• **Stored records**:
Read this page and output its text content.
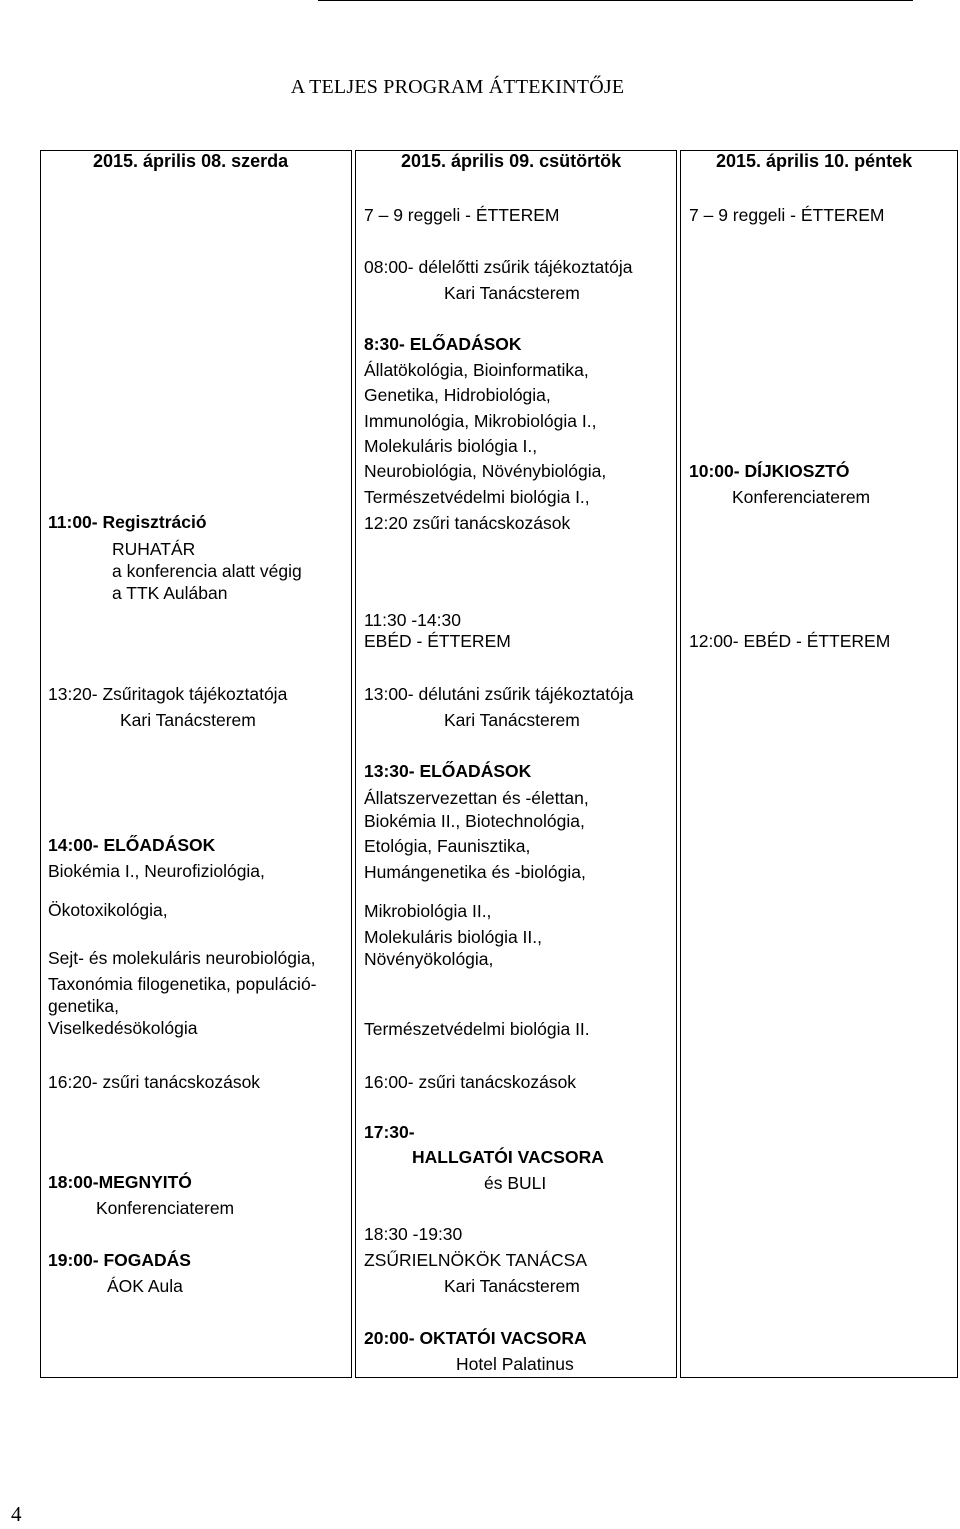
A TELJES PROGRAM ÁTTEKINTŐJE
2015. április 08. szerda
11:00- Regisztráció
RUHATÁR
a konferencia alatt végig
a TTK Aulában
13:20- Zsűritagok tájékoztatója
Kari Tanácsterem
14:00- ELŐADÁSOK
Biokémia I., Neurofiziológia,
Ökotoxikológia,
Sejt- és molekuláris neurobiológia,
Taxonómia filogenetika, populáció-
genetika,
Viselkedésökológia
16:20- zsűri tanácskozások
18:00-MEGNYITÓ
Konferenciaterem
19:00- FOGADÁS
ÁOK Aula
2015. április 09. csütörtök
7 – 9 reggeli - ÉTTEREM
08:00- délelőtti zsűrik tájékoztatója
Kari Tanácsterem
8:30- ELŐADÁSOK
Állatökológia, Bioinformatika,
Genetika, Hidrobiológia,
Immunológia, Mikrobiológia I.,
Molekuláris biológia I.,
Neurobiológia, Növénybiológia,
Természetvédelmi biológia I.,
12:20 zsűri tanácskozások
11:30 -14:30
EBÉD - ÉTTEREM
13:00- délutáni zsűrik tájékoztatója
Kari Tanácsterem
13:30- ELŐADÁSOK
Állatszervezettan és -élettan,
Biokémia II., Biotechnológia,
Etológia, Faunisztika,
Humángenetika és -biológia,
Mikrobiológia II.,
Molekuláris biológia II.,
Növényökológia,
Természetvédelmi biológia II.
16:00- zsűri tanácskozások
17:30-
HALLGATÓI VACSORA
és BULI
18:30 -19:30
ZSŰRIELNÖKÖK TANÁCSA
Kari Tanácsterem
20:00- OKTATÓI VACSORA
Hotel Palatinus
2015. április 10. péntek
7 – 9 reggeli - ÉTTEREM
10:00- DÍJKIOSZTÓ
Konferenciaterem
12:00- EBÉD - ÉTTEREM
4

...

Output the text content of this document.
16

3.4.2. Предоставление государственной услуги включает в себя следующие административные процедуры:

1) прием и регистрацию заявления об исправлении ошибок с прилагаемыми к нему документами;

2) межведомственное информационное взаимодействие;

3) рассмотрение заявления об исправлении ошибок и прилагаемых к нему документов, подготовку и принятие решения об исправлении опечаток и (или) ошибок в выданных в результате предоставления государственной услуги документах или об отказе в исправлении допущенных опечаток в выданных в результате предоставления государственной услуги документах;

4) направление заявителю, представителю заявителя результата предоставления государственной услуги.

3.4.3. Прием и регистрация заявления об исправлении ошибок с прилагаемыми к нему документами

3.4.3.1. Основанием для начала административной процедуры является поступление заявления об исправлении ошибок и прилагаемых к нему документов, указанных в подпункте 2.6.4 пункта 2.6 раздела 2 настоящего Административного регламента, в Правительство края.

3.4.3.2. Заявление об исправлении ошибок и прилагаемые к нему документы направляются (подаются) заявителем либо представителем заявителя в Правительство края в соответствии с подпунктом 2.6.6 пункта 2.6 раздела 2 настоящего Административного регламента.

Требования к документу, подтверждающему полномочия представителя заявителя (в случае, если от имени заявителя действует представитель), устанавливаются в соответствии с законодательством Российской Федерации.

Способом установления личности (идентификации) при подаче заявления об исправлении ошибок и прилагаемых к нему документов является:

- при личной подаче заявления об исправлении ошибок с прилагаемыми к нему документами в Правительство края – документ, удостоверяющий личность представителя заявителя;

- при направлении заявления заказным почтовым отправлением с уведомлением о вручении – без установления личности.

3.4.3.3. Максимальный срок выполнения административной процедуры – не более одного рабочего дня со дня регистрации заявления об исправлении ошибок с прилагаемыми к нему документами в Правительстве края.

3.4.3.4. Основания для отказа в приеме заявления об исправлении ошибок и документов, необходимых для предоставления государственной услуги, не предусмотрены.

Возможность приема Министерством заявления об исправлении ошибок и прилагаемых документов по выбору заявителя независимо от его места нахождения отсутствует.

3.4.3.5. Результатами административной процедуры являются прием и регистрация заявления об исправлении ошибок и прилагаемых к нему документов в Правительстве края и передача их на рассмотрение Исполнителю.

• **PROBLEM DETAILS**: Of the lines in this listing, how many contain "content"? Reply with the number and nothing more.

• **TASK ANSWER**: 2